Pick out each line in these entries that contains the string "xlabel".

──────

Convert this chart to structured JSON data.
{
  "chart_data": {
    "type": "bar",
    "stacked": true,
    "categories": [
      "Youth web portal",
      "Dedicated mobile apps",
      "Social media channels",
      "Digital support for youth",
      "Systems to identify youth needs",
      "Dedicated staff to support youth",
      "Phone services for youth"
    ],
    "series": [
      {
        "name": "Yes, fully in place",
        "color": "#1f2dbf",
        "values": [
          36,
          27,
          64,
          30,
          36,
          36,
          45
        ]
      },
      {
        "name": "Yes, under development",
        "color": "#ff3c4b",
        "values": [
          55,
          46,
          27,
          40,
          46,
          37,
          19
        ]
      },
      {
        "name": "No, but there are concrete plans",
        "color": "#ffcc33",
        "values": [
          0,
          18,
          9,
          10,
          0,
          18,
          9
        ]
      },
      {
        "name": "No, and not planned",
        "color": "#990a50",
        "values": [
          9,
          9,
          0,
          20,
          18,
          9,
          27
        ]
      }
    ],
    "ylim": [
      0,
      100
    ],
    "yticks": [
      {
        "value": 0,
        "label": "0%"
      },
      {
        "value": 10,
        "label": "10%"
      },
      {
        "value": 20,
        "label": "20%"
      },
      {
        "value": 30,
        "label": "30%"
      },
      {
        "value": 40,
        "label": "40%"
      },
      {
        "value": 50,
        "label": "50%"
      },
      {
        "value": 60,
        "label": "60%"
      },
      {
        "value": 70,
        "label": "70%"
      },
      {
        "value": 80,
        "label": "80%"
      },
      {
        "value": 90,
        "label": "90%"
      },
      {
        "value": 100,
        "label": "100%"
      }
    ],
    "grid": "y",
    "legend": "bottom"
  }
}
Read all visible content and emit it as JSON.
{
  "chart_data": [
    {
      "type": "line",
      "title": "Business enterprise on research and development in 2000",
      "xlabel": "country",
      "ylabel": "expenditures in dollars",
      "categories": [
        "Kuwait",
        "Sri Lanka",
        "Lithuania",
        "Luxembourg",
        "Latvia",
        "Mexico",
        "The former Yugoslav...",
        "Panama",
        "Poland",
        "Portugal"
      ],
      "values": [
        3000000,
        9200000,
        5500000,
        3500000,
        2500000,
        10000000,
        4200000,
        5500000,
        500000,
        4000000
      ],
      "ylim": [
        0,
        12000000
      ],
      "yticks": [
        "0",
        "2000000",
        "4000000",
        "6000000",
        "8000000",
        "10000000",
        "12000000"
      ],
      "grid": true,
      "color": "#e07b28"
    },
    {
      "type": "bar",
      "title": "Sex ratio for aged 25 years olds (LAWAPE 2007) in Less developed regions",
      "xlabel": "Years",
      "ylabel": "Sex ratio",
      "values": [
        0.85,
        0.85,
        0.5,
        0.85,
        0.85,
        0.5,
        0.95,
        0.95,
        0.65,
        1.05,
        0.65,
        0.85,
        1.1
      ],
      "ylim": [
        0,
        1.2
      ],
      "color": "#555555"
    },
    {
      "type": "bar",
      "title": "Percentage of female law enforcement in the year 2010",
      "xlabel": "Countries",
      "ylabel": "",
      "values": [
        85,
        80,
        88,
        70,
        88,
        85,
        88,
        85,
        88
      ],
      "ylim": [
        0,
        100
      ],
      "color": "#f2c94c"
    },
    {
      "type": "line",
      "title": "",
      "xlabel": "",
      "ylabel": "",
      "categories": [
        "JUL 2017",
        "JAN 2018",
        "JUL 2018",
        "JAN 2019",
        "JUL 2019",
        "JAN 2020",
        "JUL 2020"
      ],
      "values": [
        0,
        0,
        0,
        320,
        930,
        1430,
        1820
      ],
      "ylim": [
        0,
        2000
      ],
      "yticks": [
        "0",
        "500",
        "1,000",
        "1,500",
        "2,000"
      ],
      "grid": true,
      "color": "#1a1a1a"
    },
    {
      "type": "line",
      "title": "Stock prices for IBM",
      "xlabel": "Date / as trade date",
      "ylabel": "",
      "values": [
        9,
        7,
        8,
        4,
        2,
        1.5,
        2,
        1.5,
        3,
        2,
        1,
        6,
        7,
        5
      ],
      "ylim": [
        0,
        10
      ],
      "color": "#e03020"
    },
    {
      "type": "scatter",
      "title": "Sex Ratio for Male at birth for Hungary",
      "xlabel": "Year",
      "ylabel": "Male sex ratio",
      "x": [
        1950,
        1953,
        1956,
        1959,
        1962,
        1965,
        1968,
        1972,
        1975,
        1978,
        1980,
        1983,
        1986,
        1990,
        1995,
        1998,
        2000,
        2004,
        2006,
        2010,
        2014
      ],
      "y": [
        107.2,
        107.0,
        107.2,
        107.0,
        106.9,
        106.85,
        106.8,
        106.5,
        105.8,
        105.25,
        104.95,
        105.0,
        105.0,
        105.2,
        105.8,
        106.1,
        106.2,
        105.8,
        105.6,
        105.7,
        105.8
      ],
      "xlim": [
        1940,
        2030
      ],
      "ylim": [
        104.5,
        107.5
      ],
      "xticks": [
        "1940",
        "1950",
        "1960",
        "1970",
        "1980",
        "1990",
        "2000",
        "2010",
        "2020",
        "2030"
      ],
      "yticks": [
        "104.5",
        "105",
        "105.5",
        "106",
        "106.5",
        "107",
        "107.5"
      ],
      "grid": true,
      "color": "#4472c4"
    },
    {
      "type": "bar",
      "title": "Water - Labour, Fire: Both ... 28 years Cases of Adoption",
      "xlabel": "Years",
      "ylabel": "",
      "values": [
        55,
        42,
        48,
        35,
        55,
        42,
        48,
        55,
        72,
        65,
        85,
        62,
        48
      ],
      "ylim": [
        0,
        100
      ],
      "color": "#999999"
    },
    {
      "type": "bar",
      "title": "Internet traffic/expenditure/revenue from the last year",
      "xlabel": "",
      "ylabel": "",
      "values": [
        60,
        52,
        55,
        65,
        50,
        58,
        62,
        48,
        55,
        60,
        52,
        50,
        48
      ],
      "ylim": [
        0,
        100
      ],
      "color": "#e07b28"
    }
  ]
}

──────

### ANSWER FOR THE TASK
      "xlabel": "country",
      "xlabel": "Years",
      "xlabel": "Countries",
      "xlabel": "",
      "xlabel": "Date / as trade date",
      "xlabel": "Year",
      "xlabel": "Years",
      "xlabel": "",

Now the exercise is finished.